STATED TASK
Show, in full, each line of the data that contains "name".
** START OF TASK INPUTS **
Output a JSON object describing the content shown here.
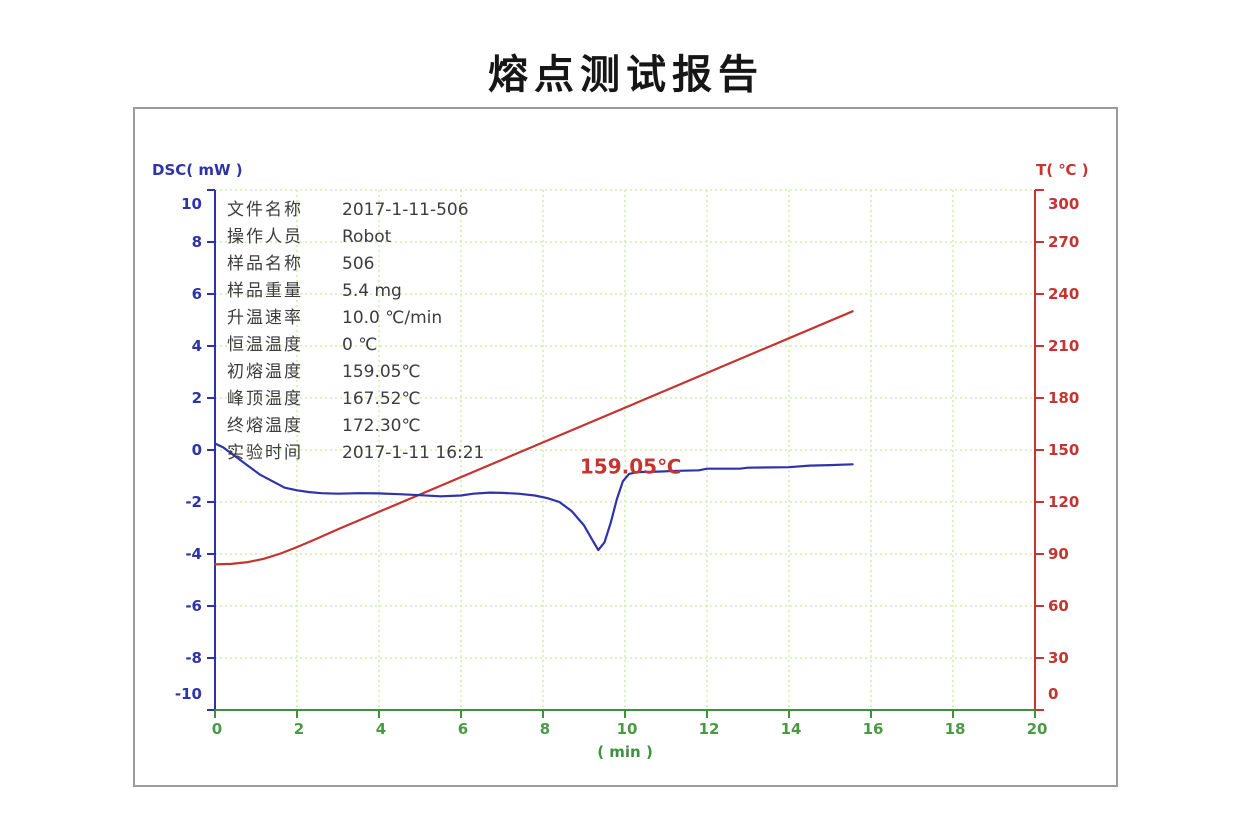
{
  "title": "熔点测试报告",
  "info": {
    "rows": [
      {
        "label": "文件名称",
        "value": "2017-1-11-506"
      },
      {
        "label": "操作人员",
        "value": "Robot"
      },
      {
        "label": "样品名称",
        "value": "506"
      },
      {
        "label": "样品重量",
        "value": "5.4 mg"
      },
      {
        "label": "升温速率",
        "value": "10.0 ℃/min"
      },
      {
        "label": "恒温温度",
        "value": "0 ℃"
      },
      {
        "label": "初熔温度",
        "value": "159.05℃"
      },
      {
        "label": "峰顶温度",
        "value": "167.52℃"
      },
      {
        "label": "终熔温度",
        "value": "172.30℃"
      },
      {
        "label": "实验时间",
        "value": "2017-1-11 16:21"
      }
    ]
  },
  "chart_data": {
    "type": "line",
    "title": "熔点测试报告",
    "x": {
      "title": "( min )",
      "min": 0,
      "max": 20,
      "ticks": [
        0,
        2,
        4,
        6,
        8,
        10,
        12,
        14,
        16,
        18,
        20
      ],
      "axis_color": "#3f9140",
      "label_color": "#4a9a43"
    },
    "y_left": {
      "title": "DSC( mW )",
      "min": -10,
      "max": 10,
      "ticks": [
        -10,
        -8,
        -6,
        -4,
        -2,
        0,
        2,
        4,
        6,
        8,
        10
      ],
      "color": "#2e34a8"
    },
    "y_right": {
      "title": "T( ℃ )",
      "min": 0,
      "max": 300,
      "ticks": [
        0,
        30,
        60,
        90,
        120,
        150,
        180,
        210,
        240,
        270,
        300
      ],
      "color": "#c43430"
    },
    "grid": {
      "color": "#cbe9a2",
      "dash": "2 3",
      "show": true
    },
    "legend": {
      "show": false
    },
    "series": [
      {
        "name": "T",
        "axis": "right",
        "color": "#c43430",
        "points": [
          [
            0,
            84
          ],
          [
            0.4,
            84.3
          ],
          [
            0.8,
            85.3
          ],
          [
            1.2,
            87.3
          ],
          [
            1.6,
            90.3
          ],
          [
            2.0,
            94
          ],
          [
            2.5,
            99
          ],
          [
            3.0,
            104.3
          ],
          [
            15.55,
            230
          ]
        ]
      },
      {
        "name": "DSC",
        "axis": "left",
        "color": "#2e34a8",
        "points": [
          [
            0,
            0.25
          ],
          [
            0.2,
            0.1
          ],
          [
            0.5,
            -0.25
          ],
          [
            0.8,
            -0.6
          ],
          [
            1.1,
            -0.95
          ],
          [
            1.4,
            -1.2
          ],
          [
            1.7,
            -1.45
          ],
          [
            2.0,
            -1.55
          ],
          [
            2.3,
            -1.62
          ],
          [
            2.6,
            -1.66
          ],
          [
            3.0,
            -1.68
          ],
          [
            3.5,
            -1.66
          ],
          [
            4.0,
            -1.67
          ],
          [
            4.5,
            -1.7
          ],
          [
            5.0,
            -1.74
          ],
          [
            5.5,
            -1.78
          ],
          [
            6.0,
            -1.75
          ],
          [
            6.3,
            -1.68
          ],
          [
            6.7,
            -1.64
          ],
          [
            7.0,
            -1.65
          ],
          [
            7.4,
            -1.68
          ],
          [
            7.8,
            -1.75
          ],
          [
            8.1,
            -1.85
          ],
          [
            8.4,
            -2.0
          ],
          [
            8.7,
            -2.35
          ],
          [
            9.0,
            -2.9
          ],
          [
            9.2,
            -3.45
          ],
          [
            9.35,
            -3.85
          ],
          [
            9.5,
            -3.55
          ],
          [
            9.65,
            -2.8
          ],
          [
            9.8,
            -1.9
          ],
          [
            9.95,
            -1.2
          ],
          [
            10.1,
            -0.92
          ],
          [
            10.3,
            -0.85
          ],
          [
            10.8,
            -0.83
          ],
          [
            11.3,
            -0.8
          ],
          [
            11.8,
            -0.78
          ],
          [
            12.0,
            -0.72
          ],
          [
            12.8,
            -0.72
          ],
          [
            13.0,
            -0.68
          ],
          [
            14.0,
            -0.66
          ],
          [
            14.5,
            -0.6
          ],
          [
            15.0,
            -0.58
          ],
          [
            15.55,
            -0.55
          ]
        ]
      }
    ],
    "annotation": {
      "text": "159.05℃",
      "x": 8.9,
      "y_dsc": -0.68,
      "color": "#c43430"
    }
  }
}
** END OF TASK INPUTS **
** START OF TASK INPUTS **
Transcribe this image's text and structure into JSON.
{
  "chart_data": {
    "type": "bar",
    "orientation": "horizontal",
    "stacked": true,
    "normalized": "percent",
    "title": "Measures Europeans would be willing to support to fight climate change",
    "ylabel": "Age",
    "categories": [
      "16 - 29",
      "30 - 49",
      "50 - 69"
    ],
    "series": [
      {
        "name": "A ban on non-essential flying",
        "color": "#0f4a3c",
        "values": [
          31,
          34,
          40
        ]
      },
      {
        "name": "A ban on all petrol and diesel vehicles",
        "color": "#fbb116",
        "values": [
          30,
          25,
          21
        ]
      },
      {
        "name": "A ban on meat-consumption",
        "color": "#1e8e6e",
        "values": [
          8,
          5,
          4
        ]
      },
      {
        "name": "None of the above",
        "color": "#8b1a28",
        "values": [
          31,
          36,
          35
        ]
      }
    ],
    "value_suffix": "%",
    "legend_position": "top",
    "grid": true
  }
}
** END OF TASK INPUTS **
COMPLETE OUTPUT
        "name": "T",
        "name": "DSC",
        "name": "A ban on non-essential flying",
        "name": "A ban on all petrol and diesel vehicles",
        "name": "A ban on meat-consumption",
        "name": "None of the above",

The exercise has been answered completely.